__Given instruction__
Wherever "litter" appears in a line, copy that line.

Collection entries
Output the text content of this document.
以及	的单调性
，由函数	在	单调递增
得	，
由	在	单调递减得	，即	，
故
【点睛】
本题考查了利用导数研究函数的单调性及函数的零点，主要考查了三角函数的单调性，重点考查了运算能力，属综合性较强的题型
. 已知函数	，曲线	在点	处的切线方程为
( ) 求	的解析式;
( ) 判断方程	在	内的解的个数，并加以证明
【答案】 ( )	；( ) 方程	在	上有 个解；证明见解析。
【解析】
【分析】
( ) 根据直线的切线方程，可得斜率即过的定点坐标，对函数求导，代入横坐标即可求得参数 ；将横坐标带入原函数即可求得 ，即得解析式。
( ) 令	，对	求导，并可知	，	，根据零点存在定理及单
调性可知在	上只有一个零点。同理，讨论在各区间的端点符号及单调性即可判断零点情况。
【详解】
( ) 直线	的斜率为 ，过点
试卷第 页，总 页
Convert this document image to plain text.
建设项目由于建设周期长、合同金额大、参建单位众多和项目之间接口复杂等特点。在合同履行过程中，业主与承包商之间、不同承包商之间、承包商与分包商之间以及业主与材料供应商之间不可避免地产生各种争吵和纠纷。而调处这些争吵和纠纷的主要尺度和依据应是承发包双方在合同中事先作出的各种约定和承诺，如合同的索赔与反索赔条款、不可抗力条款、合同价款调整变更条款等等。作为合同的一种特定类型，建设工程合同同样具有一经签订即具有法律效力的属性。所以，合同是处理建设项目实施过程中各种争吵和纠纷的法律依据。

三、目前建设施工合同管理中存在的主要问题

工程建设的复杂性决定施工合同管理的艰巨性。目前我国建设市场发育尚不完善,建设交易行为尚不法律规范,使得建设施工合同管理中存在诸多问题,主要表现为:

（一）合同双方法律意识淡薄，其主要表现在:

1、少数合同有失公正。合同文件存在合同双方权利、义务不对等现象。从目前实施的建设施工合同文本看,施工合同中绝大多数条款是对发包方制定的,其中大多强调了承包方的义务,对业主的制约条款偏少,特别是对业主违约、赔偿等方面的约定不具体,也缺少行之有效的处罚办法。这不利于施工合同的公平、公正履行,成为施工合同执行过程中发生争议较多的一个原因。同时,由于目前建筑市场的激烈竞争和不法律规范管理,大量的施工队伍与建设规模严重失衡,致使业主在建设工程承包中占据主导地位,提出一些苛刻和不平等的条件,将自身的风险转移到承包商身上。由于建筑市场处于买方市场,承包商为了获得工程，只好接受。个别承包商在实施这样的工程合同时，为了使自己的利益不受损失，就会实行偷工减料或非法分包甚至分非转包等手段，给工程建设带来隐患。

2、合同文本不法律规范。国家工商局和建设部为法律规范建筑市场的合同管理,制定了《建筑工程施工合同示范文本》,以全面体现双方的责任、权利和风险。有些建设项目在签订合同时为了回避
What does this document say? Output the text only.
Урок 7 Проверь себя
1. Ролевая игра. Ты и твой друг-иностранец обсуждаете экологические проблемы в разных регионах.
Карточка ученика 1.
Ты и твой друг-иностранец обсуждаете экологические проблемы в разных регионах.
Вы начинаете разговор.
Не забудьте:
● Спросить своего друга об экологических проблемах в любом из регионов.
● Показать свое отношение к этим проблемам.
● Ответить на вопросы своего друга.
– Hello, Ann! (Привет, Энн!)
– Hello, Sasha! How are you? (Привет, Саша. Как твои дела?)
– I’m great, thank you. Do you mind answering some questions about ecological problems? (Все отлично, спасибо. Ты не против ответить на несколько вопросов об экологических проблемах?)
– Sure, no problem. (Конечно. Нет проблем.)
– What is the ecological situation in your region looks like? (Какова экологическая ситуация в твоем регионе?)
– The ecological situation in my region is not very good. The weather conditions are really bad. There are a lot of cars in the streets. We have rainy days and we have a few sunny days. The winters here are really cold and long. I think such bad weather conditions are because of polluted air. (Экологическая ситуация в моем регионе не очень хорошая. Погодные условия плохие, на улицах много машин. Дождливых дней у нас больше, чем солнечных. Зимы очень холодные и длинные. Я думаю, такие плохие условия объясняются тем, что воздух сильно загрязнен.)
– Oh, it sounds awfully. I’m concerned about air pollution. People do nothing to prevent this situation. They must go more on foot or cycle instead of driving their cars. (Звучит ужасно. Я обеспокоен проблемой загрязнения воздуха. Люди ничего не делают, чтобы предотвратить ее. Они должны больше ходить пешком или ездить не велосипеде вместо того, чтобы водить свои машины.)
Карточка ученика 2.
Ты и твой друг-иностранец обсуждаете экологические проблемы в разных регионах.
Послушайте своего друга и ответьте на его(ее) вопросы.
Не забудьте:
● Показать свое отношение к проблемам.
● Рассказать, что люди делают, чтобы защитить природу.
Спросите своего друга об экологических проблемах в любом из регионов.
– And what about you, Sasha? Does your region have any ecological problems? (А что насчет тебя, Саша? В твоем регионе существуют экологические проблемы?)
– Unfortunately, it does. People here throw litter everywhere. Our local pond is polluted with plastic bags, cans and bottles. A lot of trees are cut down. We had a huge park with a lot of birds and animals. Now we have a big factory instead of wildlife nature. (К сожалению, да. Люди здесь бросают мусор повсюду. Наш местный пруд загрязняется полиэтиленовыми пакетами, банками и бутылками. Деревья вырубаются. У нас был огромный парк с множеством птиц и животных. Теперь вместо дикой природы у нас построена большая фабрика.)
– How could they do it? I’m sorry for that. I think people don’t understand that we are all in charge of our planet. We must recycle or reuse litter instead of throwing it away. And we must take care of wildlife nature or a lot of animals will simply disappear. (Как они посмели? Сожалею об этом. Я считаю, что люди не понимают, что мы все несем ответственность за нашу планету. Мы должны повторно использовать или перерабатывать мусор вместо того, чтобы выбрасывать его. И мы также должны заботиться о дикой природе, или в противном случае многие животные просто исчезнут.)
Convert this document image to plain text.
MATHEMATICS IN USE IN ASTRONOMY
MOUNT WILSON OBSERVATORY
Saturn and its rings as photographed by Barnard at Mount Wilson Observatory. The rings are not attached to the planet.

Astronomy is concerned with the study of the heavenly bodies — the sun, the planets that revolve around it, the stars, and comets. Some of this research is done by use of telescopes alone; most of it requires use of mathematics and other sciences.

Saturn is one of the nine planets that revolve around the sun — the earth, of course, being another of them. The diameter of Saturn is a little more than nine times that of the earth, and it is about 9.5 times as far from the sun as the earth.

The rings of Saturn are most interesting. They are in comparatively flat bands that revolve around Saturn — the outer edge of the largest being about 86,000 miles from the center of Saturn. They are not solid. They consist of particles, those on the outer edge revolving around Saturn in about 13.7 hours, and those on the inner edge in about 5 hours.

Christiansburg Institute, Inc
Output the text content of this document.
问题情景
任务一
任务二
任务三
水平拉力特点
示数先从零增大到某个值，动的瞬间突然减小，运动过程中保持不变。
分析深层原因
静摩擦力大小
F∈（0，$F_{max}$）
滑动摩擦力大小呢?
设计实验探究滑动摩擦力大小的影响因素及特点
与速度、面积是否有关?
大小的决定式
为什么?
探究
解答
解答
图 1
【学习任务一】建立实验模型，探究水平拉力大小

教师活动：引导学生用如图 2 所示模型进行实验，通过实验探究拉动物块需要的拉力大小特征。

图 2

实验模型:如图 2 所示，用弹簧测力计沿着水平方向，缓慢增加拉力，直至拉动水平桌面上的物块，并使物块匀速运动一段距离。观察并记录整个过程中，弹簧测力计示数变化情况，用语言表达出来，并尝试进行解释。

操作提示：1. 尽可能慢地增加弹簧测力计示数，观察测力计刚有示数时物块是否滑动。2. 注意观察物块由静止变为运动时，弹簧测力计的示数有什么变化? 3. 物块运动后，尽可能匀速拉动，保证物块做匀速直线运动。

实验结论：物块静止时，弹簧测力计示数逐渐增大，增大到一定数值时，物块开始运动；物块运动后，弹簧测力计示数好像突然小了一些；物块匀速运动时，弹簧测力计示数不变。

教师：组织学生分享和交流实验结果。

__Exercise result__
– Unfortunately, it does. People here throw litter everywhere. Our local pond is polluted with plastic bags, cans and bottles. A lot of trees are cut down. We had a huge park with a lot of birds and animals. Now we have a big factory instead of wildlife nature. (К сожалению, да. Люди здесь бросают мусор повсюду. Наш местный пруд загрязняется полиэтиленовыми пакетами, банками и бутылками. Деревья вырубаются. У нас был огромный парк с множеством птиц и животных. Теперь вместо дикой природы у нас построена большая фабрика.)
– How could they do it? I’m sorry for that. I think people don’t understand that we are all in charge of our planet. We must recycle or reuse litter instead of throwing it away. And we must take care of wildlife nature or a lot of animals will simply disappear. (Как они посмели? Сожалею об этом. Я считаю, что люди не понимают, что мы все несем ответственность за нашу планету. Мы должны повторно использовать или перерабатывать мусор вместо того, чтобы выбрасывать его. И мы также должны заботиться о дикой природе, или в противном случае многие животные просто исчезнут.)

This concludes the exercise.